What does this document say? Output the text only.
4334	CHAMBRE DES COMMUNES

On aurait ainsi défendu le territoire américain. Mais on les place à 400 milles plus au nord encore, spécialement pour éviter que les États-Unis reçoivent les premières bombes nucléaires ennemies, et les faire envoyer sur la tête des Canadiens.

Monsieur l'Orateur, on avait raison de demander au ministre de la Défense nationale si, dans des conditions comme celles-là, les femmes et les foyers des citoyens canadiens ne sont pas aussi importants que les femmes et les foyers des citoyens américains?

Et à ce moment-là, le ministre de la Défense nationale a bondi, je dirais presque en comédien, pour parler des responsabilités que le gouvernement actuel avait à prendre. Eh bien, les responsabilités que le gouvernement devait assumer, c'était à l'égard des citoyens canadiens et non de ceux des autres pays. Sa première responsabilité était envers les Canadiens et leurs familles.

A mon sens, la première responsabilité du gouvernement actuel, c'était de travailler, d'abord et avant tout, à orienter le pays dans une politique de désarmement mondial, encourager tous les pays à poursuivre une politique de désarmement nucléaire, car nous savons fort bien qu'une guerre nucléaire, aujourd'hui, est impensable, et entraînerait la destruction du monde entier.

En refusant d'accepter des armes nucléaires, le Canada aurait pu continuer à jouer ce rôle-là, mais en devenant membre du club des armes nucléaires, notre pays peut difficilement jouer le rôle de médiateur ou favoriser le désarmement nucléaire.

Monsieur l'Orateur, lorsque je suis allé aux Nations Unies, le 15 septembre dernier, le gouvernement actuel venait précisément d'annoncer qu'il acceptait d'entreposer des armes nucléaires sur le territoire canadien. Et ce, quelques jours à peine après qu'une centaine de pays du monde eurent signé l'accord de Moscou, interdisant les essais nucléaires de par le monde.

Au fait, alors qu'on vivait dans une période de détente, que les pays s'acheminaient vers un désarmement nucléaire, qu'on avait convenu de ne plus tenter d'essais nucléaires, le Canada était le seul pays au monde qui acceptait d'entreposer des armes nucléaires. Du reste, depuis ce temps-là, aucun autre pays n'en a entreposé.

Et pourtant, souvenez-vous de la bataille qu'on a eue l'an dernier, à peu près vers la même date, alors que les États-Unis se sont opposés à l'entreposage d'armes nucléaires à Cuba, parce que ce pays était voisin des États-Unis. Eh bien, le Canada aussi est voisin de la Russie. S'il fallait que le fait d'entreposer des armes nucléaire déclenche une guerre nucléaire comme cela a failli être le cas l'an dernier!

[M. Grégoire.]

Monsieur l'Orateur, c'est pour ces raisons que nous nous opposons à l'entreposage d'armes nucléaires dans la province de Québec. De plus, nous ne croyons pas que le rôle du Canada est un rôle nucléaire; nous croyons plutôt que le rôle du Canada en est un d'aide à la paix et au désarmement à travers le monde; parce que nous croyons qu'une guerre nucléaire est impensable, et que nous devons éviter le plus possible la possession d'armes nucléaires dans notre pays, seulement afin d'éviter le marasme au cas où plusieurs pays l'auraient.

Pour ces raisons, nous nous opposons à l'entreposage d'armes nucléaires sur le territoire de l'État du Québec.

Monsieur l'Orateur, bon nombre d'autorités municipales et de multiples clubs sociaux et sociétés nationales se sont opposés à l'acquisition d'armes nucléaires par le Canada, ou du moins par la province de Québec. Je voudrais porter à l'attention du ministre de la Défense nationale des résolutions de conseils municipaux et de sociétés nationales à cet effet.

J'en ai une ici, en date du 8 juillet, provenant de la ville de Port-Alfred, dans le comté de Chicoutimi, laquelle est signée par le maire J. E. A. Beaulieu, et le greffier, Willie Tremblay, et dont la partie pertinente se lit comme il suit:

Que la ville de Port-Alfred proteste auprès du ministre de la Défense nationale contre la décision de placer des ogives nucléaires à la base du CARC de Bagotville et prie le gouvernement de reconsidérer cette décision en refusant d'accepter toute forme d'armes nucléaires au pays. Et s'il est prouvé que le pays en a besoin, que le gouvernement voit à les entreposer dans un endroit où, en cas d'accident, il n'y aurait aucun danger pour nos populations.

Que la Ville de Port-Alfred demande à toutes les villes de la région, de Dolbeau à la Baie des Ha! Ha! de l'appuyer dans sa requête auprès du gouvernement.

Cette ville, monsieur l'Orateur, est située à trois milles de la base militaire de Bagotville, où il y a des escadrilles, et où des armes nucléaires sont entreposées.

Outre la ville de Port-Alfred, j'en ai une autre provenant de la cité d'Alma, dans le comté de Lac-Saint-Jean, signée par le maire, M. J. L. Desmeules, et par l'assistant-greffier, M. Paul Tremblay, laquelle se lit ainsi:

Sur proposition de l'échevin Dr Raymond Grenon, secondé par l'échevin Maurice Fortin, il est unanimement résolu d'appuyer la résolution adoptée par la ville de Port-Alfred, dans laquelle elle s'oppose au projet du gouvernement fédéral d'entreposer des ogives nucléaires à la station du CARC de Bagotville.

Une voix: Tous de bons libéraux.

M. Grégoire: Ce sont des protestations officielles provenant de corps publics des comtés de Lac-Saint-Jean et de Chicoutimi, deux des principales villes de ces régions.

# # # #

* **Written task**
Transcribe the whole listing with nothing added or left out.

* **Completed exercise**
What does this document say? Output the text only.
4334	CHAMBRE DES COMMUNES

On aurait ainsi défendu le territoire américain. Mais on les place à 400 milles plus au nord encore, spécialement pour éviter que les États-Unis reçoivent les premières bombes nucléaires ennemies, et les faire envoyer sur la tête des Canadiens.

Monsieur l'Orateur, on avait raison de demander au ministre de la Défense nationale si, dans des conditions comme celles-là, les femmes et les foyers des citoyens canadiens ne sont pas aussi importants que les femmes et les foyers des citoyens américains?

Et à ce moment-là, le ministre de la Défense nationale a bondi, je dirais presque en comédien, pour parler des responsabilités que le gouvernement actuel avait à prendre. Eh bien, les responsabilités que le gouvernement devait assumer, c'était à l'égard des citoyens canadiens et non de ceux des autres pays. Sa première responsabilité était envers les Canadiens et leurs familles.

A mon sens, la première responsabilité du gouvernement actuel, c'était de travailler, d'abord et avant tout, à orienter le pays dans une politique de désarmement mondial, encourager tous les pays à poursuivre une politique de désarmement nucléaire, car nous savons fort bien qu'une guerre nucléaire, aujourd'hui, est impensable, et entraînerait la destruction du monde entier.

En refusant d'accepter des armes nucléaires, le Canada aurait pu continuer à jouer ce rôle-là, mais en devenant membre du club des armes nucléaires, notre pays peut difficilement jouer le rôle de médiateur ou favoriser le désarmement nucléaire.

Monsieur l'Orateur, lorsque je suis allé aux Nations Unies, le 15 septembre dernier, le gouvernement actuel venait précisément d'annoncer qu'il acceptait d'entreposer des armes nucléaires sur le territoire canadien. Et ce, quelques jours à peine après qu'une centaine de pays du monde eurent signé l'accord de Moscou, interdisant les essais nucléaires de par le monde.

Au fait, alors qu'on vivait dans une période de détente, que les pays s'acheminaient vers un désarmement nucléaire, qu'on avait convenu de ne plus tenter d'essais nucléaires, le Canada était le seul pays au monde qui acceptait d'entreposer des armes nucléaires. Du reste, depuis ce temps-là, aucun autre pays n'en a entreposé.

Et pourtant, souvenez-vous de la bataille qu'on a eue l'an dernier, à peu près vers la même date, alors que les États-Unis se sont opposés à l'entreposage d'armes nucléaires à Cuba, parce que ce pays était voisin des États-Unis. Eh bien, le Canada aussi est voisin de la Russie. S'il fallait que le fait d'entreposer des armes nucléaire déclenche une guerre nucléaire comme cela a failli être le cas l'an dernier!

[M. Grégoire.]

Monsieur l'Orateur, c'est pour ces raisons que nous nous opposons à l'entreposage d'armes nucléaires dans la province de Québec. De plus, nous ne croyons pas que le rôle du Canada est un rôle nucléaire; nous croyons plutôt que le rôle du Canada en est un d'aide à la paix et au désarmement à travers le monde; parce que nous croyons qu'une guerre nucléaire est impensable, et que nous devons éviter le plus possible la possession d'armes nucléaires dans notre pays, seulement afin d'éviter le marasme au cas où plusieurs pays l'auraient.

Pour ces raisons, nous nous opposons à l'entreposage d'armes nucléaires sur le territoire de l'État du Québec.

Monsieur l'Orateur, bon nombre d'autorités municipales et de multiples clubs sociaux et sociétés nationales se sont opposés à l'acquisition d'armes nucléaires par le Canada, ou du moins par la province de Québec. Je voudrais porter à l'attention du ministre de la Défense nationale des résolutions de conseils municipaux et de sociétés nationales à cet effet.

J'en ai une ici, en date du 8 juillet, provenant de la ville de Port-Alfred, dans le comté de Chicoutimi, laquelle est signée par le maire J. E. A. Beaulieu, et le greffier, Willie Tremblay, et dont la partie pertinente se lit comme il suit:

Que la ville de Port-Alfred proteste auprès du ministre de la Défense nationale contre la décision de placer des ogives nucléaires à la base du CARC de Bagotville et prie le gouvernement de reconsidérer cette décision en refusant d'accepter toute forme d'armes nucléaires au pays. Et s'il est prouvé que le pays en a besoin, que le gouvernement voit à les entreposer dans un endroit où, en cas d'accident, il n'y aurait aucun danger pour nos populations.

Que la Ville de Port-Alfred demande à toutes les villes de la région, de Dolbeau à la Baie des Ha! Ha! de l'appuyer dans sa requête auprès du gouvernement.

Cette ville, monsieur l'Orateur, est située à trois milles de la base militaire de Bagotville, où il y a des escadrilles, et où des armes nucléaires sont entreposées.

Outre la ville de Port-Alfred, j'en ai une autre provenant de la cité d'Alma, dans le comté de Lac-Saint-Jean, signée par le maire, M. J. L. Desmeules, et par l'assistant-greffier, M. Paul Tremblay, laquelle se lit ainsi:

Sur proposition de l'échevin Dr Raymond Grenon, secondé par l'échevin Maurice Fortin, il est unanimement résolu d'appuyer la résolution adoptée par la ville de Port-Alfred, dans laquelle elle s'oppose au projet du gouvernement fédéral d'entreposer des ogives nucléaires à la station du CARC de Bagotville.

Une voix: Tous de bons libéraux.

M. Grégoire: Ce sont des protestations officielles provenant de corps publics des comtés de Lac-Saint-Jean et de Chicoutimi, deux des principales villes de ces régions.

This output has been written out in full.